Source material:
>> BEGIN

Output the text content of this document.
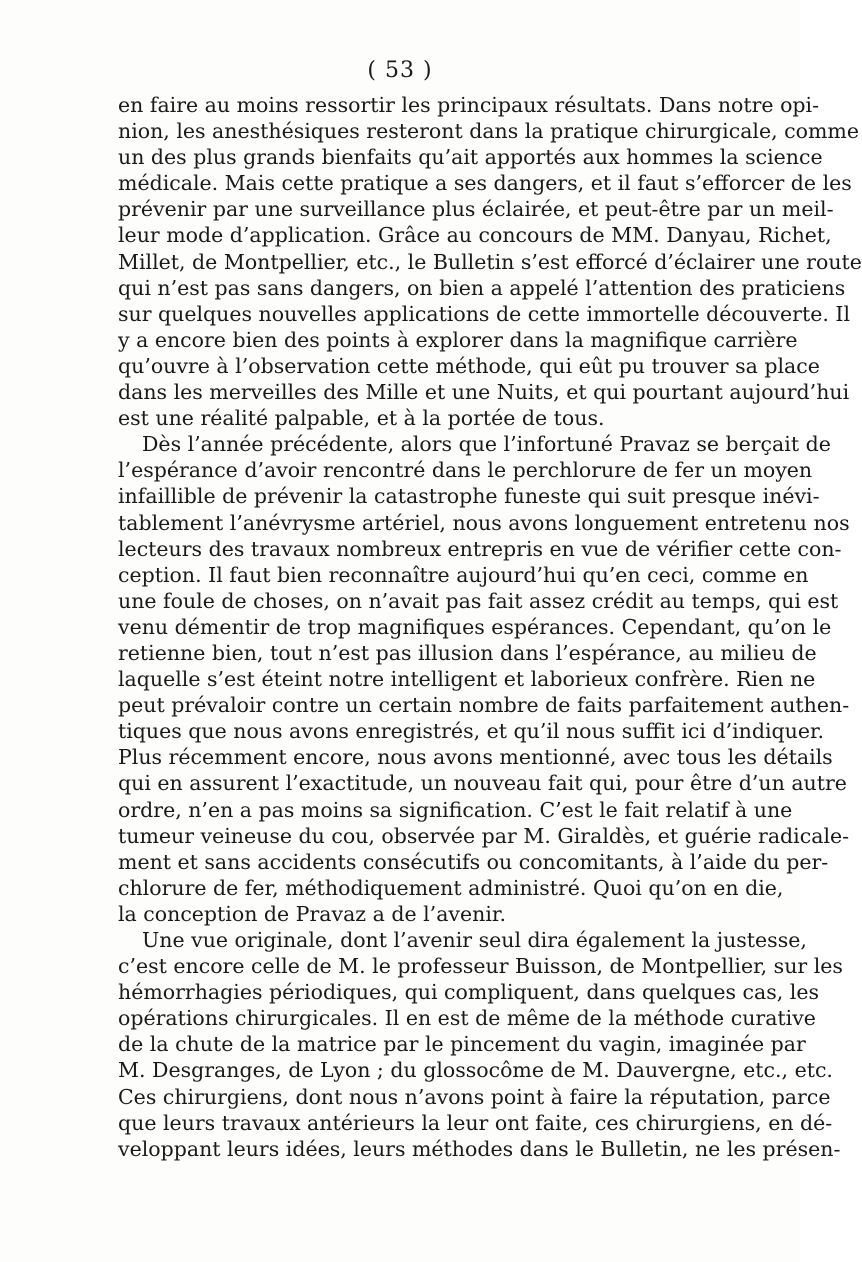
( 53 )
en faire au moins ressortir les principaux résultats. Dans notre opi-
nion, les anesthésiques resteront dans la pratique chirurgicale, comme
un des plus grands bienfaits qu’ait apportés aux hommes la science
médicale. Mais cette pratique a ses dangers, et il faut s’efforcer de les
prévenir par une surveillance plus éclairée, et peut-être par un meil-
leur mode d’application. Grâce au concours de MM. Danyau, Richet,
Millet, de Montpellier, etc., le Bulletin s’est efforcé d’éclairer une route
qui n’est pas sans dangers, on bien a appelé l’attention des praticiens
sur quelques nouvelles applications de cette immortelle découverte. Il
y a encore bien des points à explorer dans la magnifique carrière
qu’ouvre à l’observation cette méthode, qui eût pu trouver sa place
dans les merveilles des Mille et une Nuits, et qui pourtant aujourd’hui
est une réalité palpable, et à la portée de tous.
Dès l’année précédente, alors que l’infortuné Pravaz se berçait de
l’espérance d’avoir rencontré dans le perchlorure de fer un moyen
infaillible de prévenir la catastrophe funeste qui suit presque inévi-
tablement l’anévrysme artériel, nous avons longuement entretenu nos
lecteurs des travaux nombreux entrepris en vue de vérifier cette con-
ception. Il faut bien reconnaître aujourd’hui qu’en ceci, comme en
une foule de choses, on n’avait pas fait assez crédit au temps, qui est
venu démentir de trop magnifiques espérances. Cependant, qu’on le
retienne bien, tout n’est pas illusion dans l’espérance, au milieu de
laquelle s’est éteint notre intelligent et laborieux confrère. Rien ne
peut prévaloir contre un certain nombre de faits parfaitement authen-
tiques que nous avons enregistrés, et qu’il nous suffit ici d’indiquer.
Plus récemment encore, nous avons mentionné, avec tous les détails
qui en assurent l’exactitude, un nouveau fait qui, pour être d’un autre
ordre, n’en a pas moins sa signification. C’est le fait relatif à une
tumeur veineuse du cou, observée par M. Giraldès, et guérie radicale-
ment et sans accidents consécutifs ou concomitants, à l’aide du per-
chlorure de fer, méthodiquement administré. Quoi qu’on en die,
la conception de Pravaz a de l’avenir.
Une vue originale, dont l’avenir seul dira également la justesse,
c’est encore celle de M. le professeur Buisson, de Montpellier, sur les
hémorrhagies périodiques, qui compliquent, dans quelques cas, les
opérations chirurgicales. Il en est de même de la méthode curative
de la chute de la matrice par le pincement du vagin, imaginée par
M. Desgranges, de Lyon ; du glossocôme de M. Dauvergne, etc., etc.
Ces chirurgiens, dont nous n’avons point à faire la réputation, parce
que leurs travaux antérieurs la leur ont faite, ces chirurgiens, en dé-
veloppant leurs idées, leurs méthodes dans le Bulletin, ne les présen-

>> END

Written instruction:
Among the lines of the data, identify those with the word "Pravaz". Copy each of them.

Expected output:
Dès l’année précédente, alors que l’infortuné Pravaz se berçait de
la conception de Pravaz a de l’avenir.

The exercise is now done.